→ **RECORDS PROVIDED**
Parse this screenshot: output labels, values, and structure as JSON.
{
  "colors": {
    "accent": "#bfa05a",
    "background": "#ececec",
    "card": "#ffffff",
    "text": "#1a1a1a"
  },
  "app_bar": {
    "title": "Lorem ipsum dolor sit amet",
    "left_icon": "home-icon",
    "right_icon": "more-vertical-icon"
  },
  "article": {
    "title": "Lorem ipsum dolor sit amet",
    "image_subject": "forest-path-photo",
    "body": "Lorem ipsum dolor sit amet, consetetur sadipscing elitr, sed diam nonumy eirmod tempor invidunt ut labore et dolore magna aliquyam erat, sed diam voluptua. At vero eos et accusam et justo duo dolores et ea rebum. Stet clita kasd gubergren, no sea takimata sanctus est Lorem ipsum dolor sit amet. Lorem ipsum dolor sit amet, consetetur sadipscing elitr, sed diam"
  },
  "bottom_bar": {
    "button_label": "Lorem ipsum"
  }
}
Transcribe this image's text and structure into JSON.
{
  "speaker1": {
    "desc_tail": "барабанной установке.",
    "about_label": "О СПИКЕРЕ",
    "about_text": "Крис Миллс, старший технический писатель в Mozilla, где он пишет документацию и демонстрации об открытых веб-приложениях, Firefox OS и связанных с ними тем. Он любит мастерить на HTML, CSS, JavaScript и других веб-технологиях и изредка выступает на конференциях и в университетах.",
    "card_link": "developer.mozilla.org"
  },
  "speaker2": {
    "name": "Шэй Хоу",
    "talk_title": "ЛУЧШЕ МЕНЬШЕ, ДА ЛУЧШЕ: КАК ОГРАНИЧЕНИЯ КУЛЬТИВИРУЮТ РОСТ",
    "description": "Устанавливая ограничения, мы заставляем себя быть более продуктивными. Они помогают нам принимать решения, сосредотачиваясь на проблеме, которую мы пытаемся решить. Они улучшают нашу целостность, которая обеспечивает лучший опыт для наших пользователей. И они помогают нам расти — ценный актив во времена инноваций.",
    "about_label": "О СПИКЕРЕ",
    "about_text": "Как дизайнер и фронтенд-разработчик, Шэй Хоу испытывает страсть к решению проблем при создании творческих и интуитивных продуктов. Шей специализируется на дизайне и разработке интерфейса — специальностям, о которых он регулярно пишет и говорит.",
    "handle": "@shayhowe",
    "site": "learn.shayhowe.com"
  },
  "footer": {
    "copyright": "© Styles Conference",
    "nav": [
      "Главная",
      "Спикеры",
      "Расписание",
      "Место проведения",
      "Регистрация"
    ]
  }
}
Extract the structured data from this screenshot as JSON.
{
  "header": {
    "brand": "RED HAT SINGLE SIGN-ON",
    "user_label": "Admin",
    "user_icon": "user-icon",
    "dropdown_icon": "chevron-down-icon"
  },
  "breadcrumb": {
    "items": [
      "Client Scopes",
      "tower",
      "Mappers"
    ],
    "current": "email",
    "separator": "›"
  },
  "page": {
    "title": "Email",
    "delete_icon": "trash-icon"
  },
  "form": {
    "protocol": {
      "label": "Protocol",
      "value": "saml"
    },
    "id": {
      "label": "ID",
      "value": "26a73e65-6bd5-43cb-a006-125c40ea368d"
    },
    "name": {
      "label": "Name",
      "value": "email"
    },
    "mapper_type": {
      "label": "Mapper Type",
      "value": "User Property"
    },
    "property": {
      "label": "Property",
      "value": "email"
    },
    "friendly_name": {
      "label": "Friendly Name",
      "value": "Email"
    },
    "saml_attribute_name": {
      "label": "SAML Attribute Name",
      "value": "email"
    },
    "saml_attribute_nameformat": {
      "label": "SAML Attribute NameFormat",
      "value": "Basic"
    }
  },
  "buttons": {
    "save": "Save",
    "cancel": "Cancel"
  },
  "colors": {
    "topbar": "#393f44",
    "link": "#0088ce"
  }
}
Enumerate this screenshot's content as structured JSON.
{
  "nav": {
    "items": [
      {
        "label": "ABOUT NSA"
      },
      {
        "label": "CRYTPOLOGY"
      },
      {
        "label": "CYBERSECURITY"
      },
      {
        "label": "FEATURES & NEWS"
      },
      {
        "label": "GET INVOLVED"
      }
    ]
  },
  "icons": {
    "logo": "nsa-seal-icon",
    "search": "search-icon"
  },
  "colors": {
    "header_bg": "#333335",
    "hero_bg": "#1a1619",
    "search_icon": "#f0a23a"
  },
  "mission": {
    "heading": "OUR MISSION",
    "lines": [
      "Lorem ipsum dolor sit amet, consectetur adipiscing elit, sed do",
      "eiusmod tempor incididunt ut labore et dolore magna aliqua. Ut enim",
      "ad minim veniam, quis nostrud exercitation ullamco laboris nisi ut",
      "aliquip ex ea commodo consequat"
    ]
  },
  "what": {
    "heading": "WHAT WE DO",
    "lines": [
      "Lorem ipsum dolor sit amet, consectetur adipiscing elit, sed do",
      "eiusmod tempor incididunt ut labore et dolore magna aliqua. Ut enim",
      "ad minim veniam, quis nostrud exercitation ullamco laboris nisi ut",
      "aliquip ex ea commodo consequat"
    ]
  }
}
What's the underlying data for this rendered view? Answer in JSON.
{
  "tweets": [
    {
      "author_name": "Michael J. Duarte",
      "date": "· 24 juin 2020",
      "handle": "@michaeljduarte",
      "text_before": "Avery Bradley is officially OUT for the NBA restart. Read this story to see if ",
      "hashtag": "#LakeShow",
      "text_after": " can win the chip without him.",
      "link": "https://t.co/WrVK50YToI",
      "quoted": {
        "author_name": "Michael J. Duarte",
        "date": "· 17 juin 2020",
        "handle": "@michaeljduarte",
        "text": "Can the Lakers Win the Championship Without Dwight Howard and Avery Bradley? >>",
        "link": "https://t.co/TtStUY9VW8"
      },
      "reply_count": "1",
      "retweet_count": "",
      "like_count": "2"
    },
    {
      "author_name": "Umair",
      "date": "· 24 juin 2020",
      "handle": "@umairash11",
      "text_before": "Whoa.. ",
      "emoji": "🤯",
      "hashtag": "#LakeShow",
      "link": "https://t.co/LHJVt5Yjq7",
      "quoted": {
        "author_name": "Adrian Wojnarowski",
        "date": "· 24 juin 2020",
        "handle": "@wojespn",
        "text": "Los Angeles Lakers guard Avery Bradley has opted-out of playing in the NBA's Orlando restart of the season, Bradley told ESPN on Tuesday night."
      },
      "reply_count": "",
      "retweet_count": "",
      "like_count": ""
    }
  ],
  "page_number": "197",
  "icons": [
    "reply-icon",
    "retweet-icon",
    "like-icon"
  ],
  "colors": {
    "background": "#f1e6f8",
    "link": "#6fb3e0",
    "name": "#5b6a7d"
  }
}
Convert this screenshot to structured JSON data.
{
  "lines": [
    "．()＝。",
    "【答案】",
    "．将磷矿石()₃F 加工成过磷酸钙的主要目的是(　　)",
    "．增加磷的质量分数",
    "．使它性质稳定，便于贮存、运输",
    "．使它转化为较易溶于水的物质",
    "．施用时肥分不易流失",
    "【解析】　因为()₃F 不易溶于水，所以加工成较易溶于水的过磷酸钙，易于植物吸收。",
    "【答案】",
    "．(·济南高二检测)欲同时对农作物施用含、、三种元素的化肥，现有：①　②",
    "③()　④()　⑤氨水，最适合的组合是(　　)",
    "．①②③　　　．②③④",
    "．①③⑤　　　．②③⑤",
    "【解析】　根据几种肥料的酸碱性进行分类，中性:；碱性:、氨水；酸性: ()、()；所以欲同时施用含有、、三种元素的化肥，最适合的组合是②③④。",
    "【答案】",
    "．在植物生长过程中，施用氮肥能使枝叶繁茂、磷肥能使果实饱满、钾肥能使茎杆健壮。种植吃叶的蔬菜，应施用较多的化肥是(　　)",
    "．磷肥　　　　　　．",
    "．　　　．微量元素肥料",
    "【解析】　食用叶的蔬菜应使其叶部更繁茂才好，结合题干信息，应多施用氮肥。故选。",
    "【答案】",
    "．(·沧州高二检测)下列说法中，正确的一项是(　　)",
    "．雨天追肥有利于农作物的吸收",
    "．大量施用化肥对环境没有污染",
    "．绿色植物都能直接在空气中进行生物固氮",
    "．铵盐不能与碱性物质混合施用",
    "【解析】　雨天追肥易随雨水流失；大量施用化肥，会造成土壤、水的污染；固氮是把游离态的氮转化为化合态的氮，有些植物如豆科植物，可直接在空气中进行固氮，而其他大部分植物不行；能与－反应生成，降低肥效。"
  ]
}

→ **WHAT TO DO**
Copy out exactly the lines from the line with "Convert this screenshot" to the end of the listing, including both of those lines, and give nothing else.

→ **TASK ANSWER**
Convert this screenshot to structured JSON data.
{
  "lines": [
    "．()＝。",
    "【答案】",
    "．将磷矿石()₃F 加工成过磷酸钙的主要目的是(　　)",
    "．增加磷的质量分数",
    "．使它性质稳定，便于贮存、运输",
    "．使它转化为较易溶于水的物质",
    "．施用时肥分不易流失",
    "【解析】　因为()₃F 不易溶于水，所以加工成较易溶于水的过磷酸钙，易于植物吸收。",
    "【答案】",
    "．(·济南高二检测)欲同时对农作物施用含、、三种元素的化肥，现有：①　②",
    "③()　④()　⑤氨水，最适合的组合是(　　)",
    "．①②③　　　．②③④",
    "．①③⑤　　　．②③⑤",
    "【解析】　根据几种肥料的酸碱性进行分类，中性:；碱性:、氨水；酸性: ()、()；所以欲同时施用含有、、三种元素的化肥，最适合的组合是②③④。",
    "【答案】",
    "．在植物生长过程中，施用氮肥能使枝叶繁茂、磷肥能使果实饱满、钾肥能使茎杆健壮。种植吃叶的蔬菜，应施用较多的化肥是(　　)",
    "．磷肥　　　　　　．",
    "．　　　．微量元素肥料",
    "【解析】　食用叶的蔬菜应使其叶部更繁茂才好，结合题干信息，应多施用氮肥。故选。",
    "【答案】",
    "．(·沧州高二检测)下列说法中，正确的一项是(　　)",
    "．雨天追肥有利于农作物的吸收",
    "．大量施用化肥对环境没有污染",
    "．绿色植物都能直接在空气中进行生物固氮",
    "．铵盐不能与碱性物质混合施用",
    "【解析】　雨天追肥易随雨水流失；大量施用化肥，会造成土壤、水的污染；固氮是把游离态的氮转化为化合态的氮，有些植物如豆科植物，可直接在空气中进行固氮，而其他大部分植物不行；能与－反应生成，降低肥效。"
  ]
}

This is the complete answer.